▶ [Exercice bref 1] Traduisez en anglais la phrase suivante, tirée de l’extrait sur l’éducation et les phénomènes climatiques : « C’est en Afghanistan, au Bangladesh, au Mozambique, au Pakistan et aux Philippines que l’éducation a été la plus affectée par les vagues de chaleur, les cyclones, les inondations et les tempêtes. »
▶ [Exercice bref 2] Poursuivez l’extrait sur l’éducation et les phénomènes climatiques à partir de sa dernière phrase.

C’est en Afghanistan, au Bangladesh, au Mozambique, au Pakistan et aux Philippines que l’éducation a été la plus affectée par les vagues de chaleur, les cyclones, les inondations et les tempêtes.
New York/ Paris, le 24 janvier 2025 – En 2024, au moins 242 millions d’élèves dans 85 pays ont vu leur scolarité perturbée par des phénomènes climatiques extrêmes. Qu’il se soit agi de vagues de chaleur, de cyclones tropicaux, de tempêtes, d’inondations ou de sécheresses, ces événements ont contribué à exacerber une crise de l’apprentissage déjà existante, d’après une nouvelle analyse de l’UNICEF publiée aujourd’hui.

Entrées de cadres de délimitation
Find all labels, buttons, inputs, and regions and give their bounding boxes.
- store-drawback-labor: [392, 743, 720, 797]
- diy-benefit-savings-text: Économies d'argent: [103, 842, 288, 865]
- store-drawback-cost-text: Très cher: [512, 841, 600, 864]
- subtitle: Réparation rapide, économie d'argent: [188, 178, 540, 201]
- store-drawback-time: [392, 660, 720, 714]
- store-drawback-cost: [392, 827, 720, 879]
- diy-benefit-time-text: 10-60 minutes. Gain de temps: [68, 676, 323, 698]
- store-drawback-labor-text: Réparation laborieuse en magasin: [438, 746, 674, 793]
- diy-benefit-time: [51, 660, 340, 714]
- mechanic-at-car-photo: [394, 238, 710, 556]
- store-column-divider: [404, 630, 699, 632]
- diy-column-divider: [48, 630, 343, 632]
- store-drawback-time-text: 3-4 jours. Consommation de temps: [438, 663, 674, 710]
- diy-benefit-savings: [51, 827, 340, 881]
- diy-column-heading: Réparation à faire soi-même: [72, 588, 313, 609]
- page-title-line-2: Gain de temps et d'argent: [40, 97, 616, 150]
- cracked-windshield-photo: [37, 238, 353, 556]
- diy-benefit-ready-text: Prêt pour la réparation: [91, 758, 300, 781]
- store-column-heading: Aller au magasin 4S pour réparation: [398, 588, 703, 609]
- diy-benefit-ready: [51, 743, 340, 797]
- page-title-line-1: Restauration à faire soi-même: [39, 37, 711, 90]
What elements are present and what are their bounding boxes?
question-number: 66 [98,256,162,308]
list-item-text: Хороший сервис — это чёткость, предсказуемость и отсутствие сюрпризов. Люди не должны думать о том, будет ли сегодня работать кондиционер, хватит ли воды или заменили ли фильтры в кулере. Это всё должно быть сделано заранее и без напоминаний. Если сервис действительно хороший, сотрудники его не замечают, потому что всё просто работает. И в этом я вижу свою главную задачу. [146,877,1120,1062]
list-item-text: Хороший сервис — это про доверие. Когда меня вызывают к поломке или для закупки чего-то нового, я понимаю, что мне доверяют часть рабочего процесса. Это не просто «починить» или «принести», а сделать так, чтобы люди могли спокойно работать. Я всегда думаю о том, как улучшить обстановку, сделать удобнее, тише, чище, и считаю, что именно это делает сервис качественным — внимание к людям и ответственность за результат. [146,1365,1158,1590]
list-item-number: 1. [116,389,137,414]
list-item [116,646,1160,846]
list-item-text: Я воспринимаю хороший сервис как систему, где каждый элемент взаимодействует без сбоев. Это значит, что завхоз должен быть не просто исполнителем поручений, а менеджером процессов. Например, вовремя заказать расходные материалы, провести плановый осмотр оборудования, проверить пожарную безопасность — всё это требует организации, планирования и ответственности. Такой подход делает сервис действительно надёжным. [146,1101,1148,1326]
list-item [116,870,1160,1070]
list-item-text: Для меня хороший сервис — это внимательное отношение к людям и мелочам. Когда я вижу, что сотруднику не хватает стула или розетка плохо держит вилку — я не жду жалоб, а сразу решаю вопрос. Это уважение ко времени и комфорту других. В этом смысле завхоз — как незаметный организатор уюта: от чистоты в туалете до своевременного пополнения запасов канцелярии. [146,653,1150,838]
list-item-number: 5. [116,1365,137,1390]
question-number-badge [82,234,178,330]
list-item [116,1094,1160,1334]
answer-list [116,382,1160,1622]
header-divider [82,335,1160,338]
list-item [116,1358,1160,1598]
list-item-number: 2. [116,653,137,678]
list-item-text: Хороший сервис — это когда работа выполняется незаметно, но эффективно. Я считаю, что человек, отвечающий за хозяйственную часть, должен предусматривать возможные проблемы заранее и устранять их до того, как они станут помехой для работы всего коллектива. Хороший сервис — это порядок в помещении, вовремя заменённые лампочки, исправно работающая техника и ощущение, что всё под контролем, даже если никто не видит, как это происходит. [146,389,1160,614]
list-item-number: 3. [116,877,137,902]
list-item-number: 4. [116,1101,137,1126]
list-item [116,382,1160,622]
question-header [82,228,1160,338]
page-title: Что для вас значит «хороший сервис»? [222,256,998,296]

▶ [Réponse attendue 1] It is in Afghanistan, Bangladesh, Mozambique, Pakistan and the Philippines that education was most affected by heat waves, cyclones, floods and storms.

▶ [Réponse attendue 2]
Le rapport intitulé Learning Interrupted: Global Snapshot of Climate-Related School Disruptions in 2024 (Interruption des apprentissages : Aperçu mondial des perturbations scolaires liées au climat en 2024), publié à l’occasion de la Journée internationale de l’éducation, examine pour la première fois les aléas climatiques ayant entraîné des fermetures d’écoles ou une interruption importante du calendrier scolaire, ainsi que l’impact de ces perturbations sur les enfants, de l’enseignement préscolaire au deuxième cycle de l’enseignement secondaire.
Les vagues de chaleur, premières responsables des fermetures d’écoles
Les vagues de chaleur sont l’aléa climatique qui a entraîné le plus de fermetures d’écoles l’an dernier, plus de 118 millions d’élèves ayant été concernés rien qu’au mois d’avril, d’après les données. Les établissements scolaires du Bangladesh et des Philippines ont ainsi massivement fermé leurs portes en avril, tandis que le Cambodge a raccourci de deux heures les journées d’école. En mai, dans certaines régions d’Asie du Sud, la température a atteint 47 degrés Celsius, exposant les enfants à un risque d’hyperthermie.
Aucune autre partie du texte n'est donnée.